**TASK INSTRUCTIONS:** Select the lines below containing the word "Model".

#### DATA FOR THIS EXERCISE

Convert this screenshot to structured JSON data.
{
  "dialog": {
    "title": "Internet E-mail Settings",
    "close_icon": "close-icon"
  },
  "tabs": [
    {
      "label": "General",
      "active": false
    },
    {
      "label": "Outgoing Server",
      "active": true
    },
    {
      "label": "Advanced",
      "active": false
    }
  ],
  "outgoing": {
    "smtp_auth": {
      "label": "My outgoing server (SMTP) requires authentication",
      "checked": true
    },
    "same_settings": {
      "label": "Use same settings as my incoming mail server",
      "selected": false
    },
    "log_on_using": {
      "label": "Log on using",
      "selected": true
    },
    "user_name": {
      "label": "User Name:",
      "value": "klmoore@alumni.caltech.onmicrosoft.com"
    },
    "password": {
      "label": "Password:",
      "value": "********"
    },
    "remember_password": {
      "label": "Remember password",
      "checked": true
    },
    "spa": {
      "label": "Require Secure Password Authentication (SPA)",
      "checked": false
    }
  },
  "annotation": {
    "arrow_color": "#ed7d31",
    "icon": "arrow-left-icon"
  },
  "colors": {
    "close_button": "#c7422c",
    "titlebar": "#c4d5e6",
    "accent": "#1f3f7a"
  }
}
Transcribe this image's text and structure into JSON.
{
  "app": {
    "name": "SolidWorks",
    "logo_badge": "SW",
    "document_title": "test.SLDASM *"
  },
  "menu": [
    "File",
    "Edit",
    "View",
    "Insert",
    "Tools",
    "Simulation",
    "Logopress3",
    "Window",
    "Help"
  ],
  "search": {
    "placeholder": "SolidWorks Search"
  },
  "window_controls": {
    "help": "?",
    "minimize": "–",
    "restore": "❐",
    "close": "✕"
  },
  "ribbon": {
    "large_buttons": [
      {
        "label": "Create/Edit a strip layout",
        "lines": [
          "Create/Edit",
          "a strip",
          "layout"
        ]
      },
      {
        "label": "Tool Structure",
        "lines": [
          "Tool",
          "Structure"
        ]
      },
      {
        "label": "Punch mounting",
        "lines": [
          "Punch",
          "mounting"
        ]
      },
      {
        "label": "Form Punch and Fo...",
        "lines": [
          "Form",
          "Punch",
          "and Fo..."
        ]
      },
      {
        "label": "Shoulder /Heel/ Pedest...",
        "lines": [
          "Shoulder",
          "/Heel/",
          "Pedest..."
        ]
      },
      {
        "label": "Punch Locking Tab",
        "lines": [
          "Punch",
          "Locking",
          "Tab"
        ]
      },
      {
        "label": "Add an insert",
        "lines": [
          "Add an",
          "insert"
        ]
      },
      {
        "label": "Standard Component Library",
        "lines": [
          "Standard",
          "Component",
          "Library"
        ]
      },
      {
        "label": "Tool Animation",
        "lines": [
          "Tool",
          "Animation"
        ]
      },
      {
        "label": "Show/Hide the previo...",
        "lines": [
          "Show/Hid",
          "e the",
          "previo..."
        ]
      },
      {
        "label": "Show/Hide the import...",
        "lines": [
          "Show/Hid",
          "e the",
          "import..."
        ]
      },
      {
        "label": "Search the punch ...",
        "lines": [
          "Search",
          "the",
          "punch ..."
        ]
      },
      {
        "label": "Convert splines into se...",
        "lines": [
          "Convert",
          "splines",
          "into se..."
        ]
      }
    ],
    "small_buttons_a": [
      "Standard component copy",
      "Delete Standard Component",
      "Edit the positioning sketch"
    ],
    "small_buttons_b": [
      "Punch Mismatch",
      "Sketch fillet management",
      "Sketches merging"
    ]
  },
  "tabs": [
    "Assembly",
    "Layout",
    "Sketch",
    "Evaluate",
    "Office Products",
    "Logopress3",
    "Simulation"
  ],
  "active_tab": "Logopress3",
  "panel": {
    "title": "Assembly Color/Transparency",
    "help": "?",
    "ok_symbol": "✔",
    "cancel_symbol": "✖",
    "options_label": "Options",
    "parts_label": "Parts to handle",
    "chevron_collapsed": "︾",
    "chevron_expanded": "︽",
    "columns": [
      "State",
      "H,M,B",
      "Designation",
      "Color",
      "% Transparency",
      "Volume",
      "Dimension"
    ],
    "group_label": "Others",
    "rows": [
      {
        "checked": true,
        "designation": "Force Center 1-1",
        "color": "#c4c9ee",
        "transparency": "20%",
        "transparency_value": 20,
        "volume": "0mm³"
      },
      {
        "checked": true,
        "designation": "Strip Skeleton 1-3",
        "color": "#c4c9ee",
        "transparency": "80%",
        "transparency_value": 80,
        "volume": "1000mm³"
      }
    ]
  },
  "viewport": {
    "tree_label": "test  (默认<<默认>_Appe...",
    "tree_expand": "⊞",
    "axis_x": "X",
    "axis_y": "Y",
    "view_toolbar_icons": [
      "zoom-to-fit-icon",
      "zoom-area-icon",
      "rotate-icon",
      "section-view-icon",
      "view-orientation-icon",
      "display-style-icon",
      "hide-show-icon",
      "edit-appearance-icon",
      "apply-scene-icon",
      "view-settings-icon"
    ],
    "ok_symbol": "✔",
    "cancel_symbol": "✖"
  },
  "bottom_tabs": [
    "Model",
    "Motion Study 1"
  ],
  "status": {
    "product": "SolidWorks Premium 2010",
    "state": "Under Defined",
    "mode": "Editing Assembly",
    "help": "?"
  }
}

########
#### DATA FOR THIS EXERCISE

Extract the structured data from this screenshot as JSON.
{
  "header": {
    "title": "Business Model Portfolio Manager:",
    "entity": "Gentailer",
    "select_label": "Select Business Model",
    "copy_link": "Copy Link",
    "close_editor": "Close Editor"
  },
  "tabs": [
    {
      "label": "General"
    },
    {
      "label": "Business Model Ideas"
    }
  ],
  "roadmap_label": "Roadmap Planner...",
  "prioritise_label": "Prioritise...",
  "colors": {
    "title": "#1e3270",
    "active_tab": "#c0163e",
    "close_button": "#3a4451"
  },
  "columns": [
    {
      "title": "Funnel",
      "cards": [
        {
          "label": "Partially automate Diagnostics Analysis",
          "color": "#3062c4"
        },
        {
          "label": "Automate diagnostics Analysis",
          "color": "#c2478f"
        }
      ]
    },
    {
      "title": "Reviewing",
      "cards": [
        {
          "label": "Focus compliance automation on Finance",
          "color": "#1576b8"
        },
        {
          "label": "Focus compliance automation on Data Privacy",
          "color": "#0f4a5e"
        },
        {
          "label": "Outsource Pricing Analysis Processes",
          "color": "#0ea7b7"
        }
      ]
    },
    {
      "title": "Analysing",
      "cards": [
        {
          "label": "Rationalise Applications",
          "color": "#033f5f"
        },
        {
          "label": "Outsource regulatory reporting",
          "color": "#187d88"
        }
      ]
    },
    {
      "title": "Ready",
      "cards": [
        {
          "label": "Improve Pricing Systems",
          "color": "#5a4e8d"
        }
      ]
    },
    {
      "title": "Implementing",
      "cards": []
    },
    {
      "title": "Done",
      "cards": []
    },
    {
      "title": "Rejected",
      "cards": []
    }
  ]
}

########

**EXERCISE RESPONSE:**
    "Model",
    "title": "Business Model Portfolio Manager:",
    "select_label": "Select Business Model",
      "label": "Business Model Ideas"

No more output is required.